**EXERCISE OBJECTIVE**:
Write out the listing below in full and exactly, leaving out every picture.

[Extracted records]

____

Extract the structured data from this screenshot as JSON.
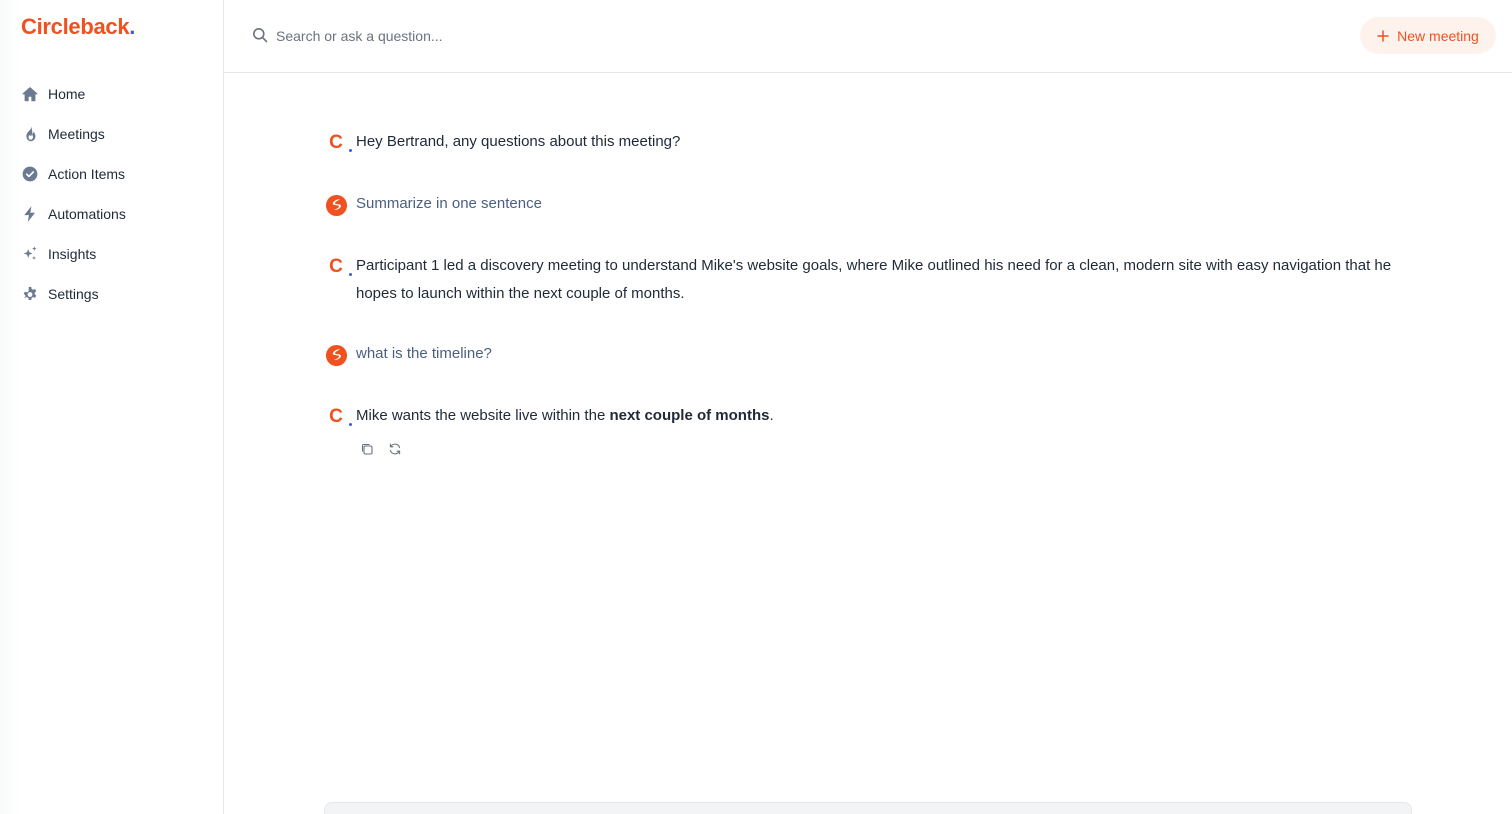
{
  "app": {
    "logo_text": "Circleback",
    "logo_dot": ".",
    "brand_color": "#f0511f",
    "dot_color": "#3b5bdb"
  },
  "sidebar": {
    "items": [
      {
        "label": "Home",
        "icon": "home-icon"
      },
      {
        "label": "Meetings",
        "icon": "flame-icon"
      },
      {
        "label": "Action Items",
        "icon": "check-circle-icon"
      },
      {
        "label": "Automations",
        "icon": "bolt-icon"
      },
      {
        "label": "Insights",
        "icon": "sparkles-icon"
      },
      {
        "label": "Settings",
        "icon": "gear-icon"
      }
    ]
  },
  "topbar": {
    "search_placeholder": "Search or ask a question...",
    "new_meeting_label": "New meeting"
  },
  "chat": {
    "messages": [
      {
        "role": "assistant",
        "text": "Hey Bertrand, any questions about this meeting?"
      },
      {
        "role": "user",
        "text": "Summarize in one sentence"
      },
      {
        "role": "assistant",
        "text": "Participant 1 led a discovery meeting to understand Mike's website goals, where Mike outlined his need for a clean, modern site with easy navigation that he hopes to launch within the next couple of months."
      },
      {
        "role": "user",
        "text": "what is the timeline?"
      },
      {
        "role": "assistant",
        "text_before": "Mike wants the website live within the ",
        "text_bold": "next couple of months",
        "text_after": "."
      }
    ],
    "actions": [
      "copy-icon",
      "refresh-icon"
    ]
  }
}
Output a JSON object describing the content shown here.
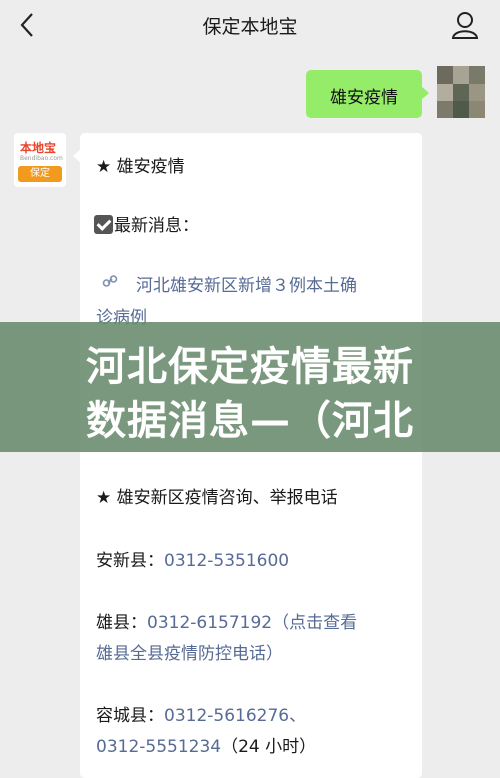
{
  "header": {
    "title": "保定本地宝"
  },
  "messages": {
    "me": {
      "text": "雄安疫情"
    },
    "bot": {
      "avatar_logo": "本地宝",
      "avatar_sub": "Bendibao.com",
      "avatar_tag": "保定",
      "heading": "★ 雄安疫情",
      "latest_label": "最新消息：",
      "link_line1": "河北雄安新区新增３例本土确",
      "link_line2": "诊病例",
      "hotline_heading": "★ 雄安新区疫情咨询、举报电话",
      "anxin_label": "安新县：",
      "anxin_phone": "0312-5351600",
      "xiong_label": "雄县：",
      "xiong_phone": "0312-6157192",
      "xiong_note1": "（点击查看",
      "xiong_note2": "雄县全县疫情防控电话）",
      "rongcheng_label": "容城县：",
      "rongcheng_phone1": "0312-5616276、",
      "rongcheng_phone2": "0312-5551234",
      "rongcheng_note": "（24 小时）"
    }
  },
  "overlay": {
    "line1": "河北保定疫情最新",
    "line2": "数据消息—（河北"
  },
  "colors": {
    "bubble_me": "#95ec69",
    "link": "#576b95",
    "overlay": "#668a6c"
  },
  "icons": [
    "back-arrow-icon",
    "user-profile-icon",
    "link-icon",
    "checkbox-icon"
  ]
}
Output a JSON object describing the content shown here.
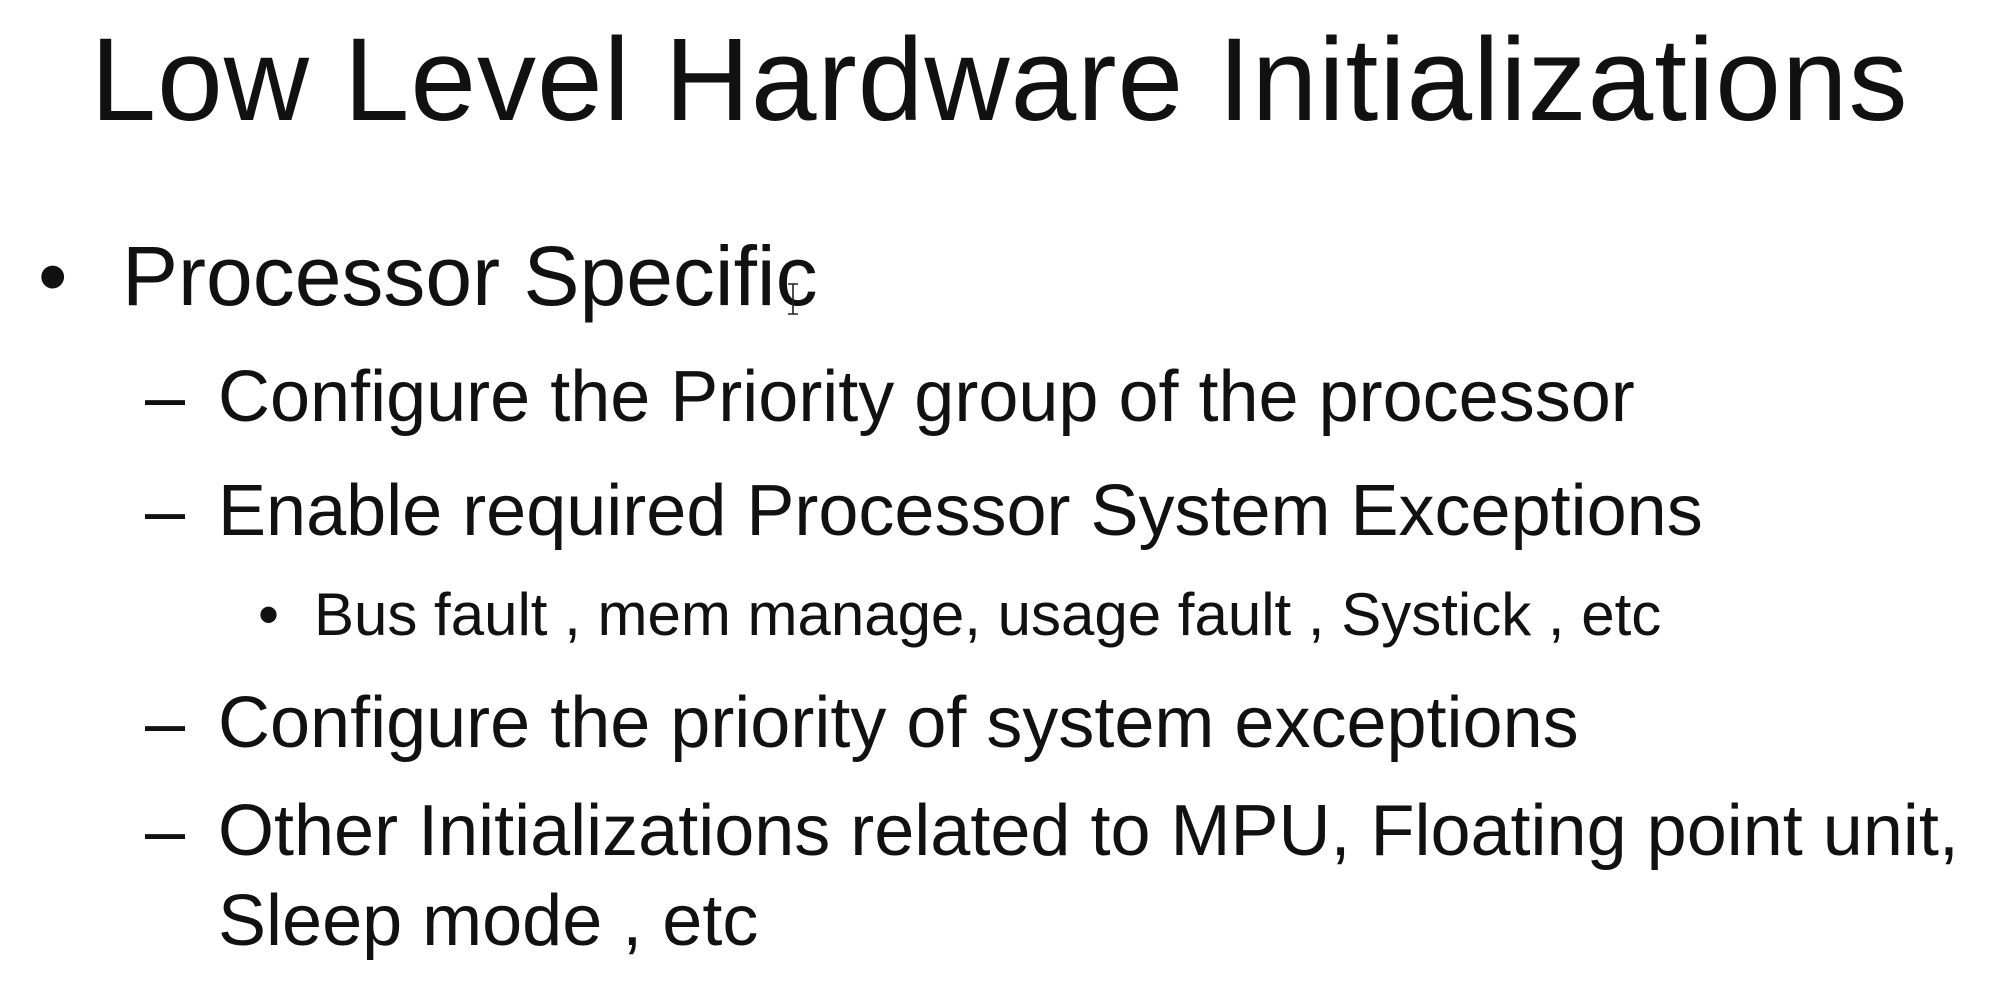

____

**FINAL ANSWER**:
Extract the structured data from this screenshot as JSON.
{
  "app": {
    "logo_text": "Circleback",
    "logo_dot": ".",
    "brand_color": "#f0511f",
    "dot_color": "#3b5bdb"
  },
  "sidebar": {
    "items": [
      {
        "label": "Home",
        "icon": "home-icon"
      },
      {
        "label": "Meetings",
        "icon": "flame-icon"
      },
      {
        "label": "Action Items",
        "icon": "check-circle-icon"
      },
      {
        "label": "Automations",
        "icon": "bolt-icon"
      },
      {
        "label": "Insights",
        "icon": "sparkles-icon"
      },
      {
        "label": "Settings",
        "icon": "gear-icon"
      }
    ]
  },
  "topbar": {
    "search_placeholder": "Search or ask a question...",
    "new_meeting_label": "New meeting"
  },
  "chat": {
    "messages": [
      {
        "role": "assistant",
        "text": "Hey Bertrand, any questions about this meeting?"
      },
      {
        "role": "user",
        "text": "Summarize in one sentence"
      },
      {
        "role": "assistant",
        "text": "Participant 1 led a discovery meeting to understand Mike's website goals, where Mike outlined his need for a clean, modern site with easy navigation that he hopes to launch within the next couple of months."
      },
      {
        "role": "user",
        "text": "what is the timeline?"
      },
      {
        "role": "assistant",
        "text_before": "Mike wants the website live within the ",
        "text_bold": "next couple of months",
        "text_after": "."
      }
    ],
    "actions": [
      "copy-icon",
      "refresh-icon"
    ]
  }
}
Output a JSON object describing the content shown here.
{
  "header": {
    "title": "保定本地宝"
  },
  "messages": {
    "me": {
      "text": "雄安疫情"
    },
    "bot": {
      "avatar_logo": "本地宝",
      "avatar_sub": "Bendibao.com",
      "avatar_tag": "保定",
      "heading": "★ 雄安疫情",
      "latest_label": "最新消息：",
      "link_line1": "河北雄安新区新增３例本土确",
      "link_line2": "诊病例",
      "hotline_heading": "★ 雄安新区疫情咨询、举报电话",
      "anxin_label": "安新县：",
      "anxin_phone": "0312-5351600",
      "xiong_label": "雄县：",
      "xiong_phone": "0312-6157192",
      "xiong_note1": "（点击查看",
      "xiong_note2": "雄县全县疫情防控电话）",
      "rongcheng_label": "容城县：",
      "rongcheng_phone1": "0312-5616276、",
      "rongcheng_phone2": "0312-5551234",
      "rongcheng_note": "（24 小时）"
    }
  },
  "overlay": {
    "line1": "河北保定疫情最新",
    "line2": "数据消息—（河北"
  },
  "colors": {
    "bubble_me": "#95ec69",
    "link": "#576b95",
    "overlay": "#668a6c"
  },
  "icons": [
    "back-arrow-icon",
    "user-profile-icon",
    "link-icon",
    "checkbox-icon"
  ]
}
Output a JSON object describing the content shown here.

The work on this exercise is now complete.